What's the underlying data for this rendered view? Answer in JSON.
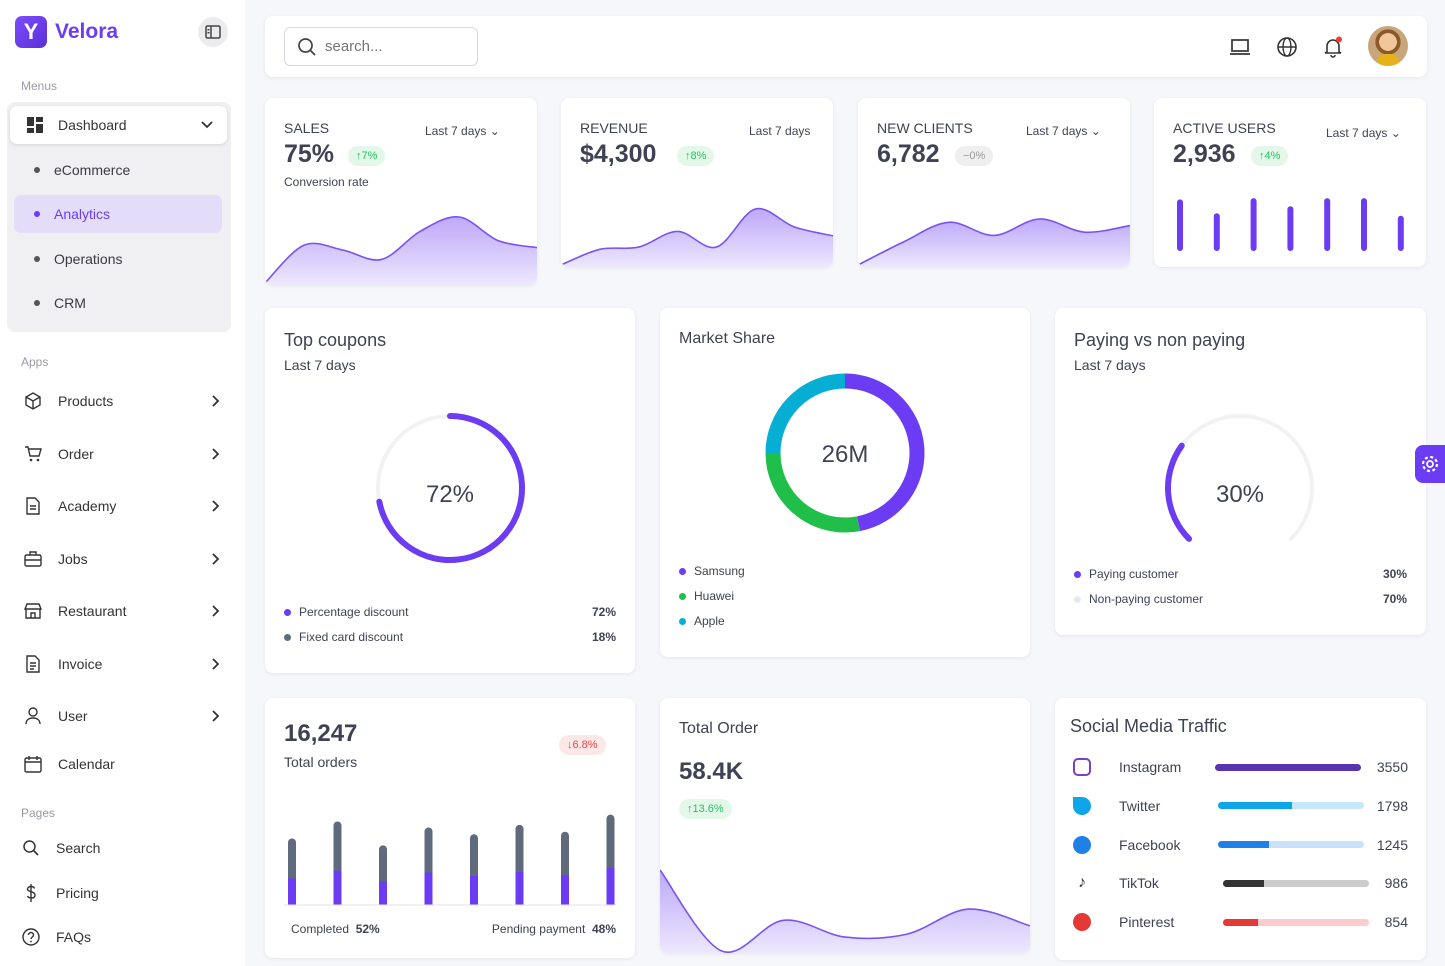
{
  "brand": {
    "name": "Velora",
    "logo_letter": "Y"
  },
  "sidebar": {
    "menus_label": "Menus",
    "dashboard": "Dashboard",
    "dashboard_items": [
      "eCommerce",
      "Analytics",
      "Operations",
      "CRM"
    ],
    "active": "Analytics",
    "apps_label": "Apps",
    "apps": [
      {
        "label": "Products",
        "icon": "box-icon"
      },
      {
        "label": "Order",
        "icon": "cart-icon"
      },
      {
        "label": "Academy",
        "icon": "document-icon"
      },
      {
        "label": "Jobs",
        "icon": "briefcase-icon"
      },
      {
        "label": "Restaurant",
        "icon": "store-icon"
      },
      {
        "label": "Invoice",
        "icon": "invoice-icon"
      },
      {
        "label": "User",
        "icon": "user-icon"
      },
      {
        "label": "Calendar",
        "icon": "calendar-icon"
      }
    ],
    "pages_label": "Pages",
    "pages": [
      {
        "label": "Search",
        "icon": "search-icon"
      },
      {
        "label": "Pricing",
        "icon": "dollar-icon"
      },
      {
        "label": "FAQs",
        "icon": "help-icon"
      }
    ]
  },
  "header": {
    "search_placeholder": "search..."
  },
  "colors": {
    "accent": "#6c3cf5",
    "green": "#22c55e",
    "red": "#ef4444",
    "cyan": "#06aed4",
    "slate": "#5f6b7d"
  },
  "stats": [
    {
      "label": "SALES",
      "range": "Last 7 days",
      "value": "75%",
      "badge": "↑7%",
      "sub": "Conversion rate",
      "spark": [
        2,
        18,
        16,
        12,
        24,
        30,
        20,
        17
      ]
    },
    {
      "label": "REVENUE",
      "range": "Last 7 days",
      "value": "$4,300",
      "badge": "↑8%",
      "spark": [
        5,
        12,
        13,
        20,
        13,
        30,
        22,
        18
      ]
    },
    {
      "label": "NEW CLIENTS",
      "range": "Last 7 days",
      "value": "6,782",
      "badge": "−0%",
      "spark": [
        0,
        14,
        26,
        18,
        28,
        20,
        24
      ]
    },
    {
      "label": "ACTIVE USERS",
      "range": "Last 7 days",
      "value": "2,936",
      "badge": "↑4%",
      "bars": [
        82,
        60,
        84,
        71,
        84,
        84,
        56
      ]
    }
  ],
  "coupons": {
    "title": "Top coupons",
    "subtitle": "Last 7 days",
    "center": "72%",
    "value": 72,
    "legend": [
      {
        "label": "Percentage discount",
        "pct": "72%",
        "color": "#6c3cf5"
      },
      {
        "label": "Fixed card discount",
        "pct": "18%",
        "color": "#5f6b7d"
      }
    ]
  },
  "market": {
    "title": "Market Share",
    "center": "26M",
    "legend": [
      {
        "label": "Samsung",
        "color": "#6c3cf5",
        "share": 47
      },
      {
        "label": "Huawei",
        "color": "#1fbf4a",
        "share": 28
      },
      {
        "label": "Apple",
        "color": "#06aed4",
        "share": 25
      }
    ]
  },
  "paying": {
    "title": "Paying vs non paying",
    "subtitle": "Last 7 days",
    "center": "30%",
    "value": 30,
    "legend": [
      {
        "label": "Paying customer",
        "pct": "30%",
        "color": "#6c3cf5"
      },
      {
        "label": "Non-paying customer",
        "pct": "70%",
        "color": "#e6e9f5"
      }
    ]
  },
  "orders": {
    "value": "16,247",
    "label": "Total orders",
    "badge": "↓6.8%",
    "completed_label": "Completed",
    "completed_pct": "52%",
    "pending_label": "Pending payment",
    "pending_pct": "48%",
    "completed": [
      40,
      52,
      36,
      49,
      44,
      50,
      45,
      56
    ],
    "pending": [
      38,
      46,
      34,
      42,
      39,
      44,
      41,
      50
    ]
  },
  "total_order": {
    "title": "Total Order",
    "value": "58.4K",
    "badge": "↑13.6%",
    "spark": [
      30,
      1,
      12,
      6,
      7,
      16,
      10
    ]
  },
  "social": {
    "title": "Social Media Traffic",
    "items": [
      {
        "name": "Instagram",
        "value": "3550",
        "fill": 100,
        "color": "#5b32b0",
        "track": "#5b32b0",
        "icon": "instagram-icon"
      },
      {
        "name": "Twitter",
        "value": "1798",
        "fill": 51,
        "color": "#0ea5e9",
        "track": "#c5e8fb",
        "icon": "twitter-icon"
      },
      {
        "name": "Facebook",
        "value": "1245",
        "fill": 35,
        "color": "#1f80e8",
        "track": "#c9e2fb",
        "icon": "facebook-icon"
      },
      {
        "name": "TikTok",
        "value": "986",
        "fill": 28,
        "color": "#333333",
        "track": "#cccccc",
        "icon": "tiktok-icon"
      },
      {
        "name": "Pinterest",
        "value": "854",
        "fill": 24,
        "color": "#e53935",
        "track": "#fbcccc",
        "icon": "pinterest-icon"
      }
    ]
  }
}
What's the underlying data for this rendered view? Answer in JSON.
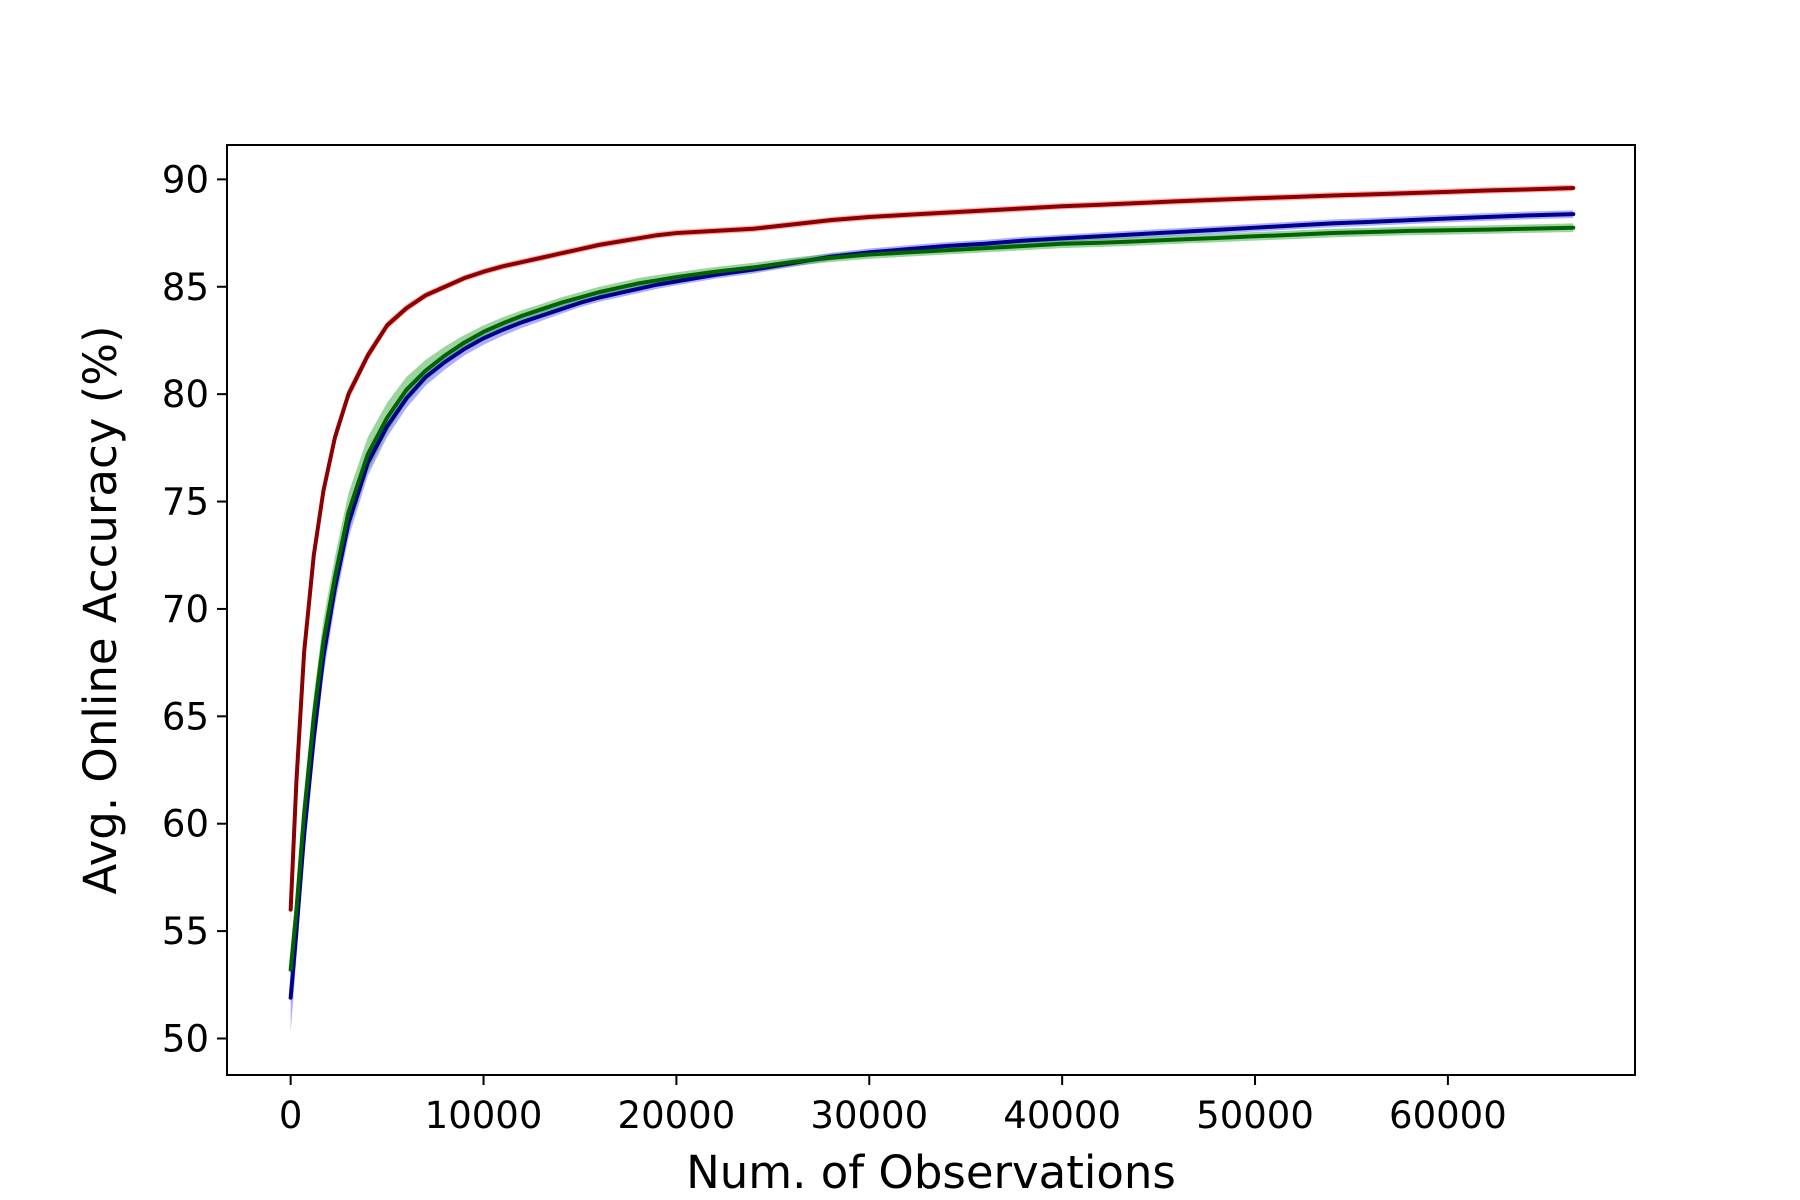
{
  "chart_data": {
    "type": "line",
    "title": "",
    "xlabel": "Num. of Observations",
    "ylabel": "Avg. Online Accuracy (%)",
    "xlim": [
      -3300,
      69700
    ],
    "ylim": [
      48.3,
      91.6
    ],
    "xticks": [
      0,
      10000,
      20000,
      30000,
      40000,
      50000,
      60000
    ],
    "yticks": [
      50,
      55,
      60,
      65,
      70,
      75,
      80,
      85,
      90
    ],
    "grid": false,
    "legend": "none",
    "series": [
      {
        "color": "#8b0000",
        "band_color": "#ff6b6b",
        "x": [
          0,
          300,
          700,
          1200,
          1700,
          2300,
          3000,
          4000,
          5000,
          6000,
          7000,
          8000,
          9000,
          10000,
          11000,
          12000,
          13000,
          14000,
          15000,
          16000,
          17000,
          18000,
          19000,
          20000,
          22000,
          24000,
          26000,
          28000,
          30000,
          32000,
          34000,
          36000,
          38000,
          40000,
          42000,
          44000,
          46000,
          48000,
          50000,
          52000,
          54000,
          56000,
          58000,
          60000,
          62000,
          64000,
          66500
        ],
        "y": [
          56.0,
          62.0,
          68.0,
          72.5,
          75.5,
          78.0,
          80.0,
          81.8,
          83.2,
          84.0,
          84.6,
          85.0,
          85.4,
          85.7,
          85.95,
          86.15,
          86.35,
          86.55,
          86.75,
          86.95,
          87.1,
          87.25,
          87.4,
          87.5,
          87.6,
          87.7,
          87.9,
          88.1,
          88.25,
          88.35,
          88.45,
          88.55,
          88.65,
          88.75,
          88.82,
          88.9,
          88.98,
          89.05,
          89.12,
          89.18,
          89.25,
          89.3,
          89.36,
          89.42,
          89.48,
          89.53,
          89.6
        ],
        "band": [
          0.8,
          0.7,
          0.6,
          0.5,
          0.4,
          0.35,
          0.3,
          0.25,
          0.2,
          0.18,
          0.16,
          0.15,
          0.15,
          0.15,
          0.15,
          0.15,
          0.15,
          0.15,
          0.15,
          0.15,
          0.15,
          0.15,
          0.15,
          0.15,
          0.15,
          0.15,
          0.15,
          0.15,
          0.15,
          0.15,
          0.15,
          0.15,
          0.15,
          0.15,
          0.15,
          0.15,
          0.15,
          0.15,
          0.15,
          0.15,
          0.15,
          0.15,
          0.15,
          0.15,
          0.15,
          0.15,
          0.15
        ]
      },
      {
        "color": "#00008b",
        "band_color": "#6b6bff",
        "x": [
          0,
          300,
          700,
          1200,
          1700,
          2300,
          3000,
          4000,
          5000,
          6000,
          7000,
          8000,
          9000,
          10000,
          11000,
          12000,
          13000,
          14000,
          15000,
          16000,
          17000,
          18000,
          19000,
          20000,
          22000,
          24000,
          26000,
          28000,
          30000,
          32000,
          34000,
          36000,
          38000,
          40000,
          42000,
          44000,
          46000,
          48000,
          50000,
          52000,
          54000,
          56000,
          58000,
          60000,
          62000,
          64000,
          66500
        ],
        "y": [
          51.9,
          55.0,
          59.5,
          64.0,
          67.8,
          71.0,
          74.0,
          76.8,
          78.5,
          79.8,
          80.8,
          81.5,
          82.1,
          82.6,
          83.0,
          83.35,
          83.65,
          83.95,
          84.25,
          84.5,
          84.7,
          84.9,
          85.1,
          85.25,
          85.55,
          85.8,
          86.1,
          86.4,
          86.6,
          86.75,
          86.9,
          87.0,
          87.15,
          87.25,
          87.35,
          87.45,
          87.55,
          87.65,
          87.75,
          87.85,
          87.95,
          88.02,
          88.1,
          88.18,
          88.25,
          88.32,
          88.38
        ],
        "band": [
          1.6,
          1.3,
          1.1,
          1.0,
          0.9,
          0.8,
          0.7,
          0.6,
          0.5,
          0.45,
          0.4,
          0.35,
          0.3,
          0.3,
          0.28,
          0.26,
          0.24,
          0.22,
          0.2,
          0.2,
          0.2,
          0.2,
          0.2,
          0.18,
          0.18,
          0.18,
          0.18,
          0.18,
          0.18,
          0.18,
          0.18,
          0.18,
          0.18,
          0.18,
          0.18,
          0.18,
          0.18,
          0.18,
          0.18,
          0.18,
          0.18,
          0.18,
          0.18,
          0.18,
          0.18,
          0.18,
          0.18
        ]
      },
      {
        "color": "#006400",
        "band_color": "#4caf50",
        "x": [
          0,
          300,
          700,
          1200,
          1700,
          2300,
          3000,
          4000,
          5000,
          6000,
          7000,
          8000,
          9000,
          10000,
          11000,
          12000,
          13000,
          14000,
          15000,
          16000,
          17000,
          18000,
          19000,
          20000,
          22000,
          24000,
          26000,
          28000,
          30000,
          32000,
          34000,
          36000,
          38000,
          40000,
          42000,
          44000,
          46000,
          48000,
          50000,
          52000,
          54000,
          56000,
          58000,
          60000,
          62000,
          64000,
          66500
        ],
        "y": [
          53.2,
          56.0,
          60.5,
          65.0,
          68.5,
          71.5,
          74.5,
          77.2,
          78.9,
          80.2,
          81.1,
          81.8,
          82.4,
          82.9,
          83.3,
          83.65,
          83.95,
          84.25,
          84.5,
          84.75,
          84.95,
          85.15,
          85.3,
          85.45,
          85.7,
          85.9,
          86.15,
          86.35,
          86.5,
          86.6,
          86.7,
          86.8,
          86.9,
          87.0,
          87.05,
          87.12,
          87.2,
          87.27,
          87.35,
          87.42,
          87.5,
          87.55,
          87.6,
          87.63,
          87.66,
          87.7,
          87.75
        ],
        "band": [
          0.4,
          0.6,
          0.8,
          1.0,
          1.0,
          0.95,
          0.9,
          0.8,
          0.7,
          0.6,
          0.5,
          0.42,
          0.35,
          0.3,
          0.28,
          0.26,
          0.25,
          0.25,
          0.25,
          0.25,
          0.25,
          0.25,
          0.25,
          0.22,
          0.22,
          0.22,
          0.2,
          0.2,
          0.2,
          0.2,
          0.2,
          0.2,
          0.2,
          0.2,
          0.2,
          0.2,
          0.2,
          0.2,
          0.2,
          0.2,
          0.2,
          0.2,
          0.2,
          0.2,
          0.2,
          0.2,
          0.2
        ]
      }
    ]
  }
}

═══

— The problem —
Within the listing, how many lines hold the word "discount"? Only the number is to be given.

— Complete output —
2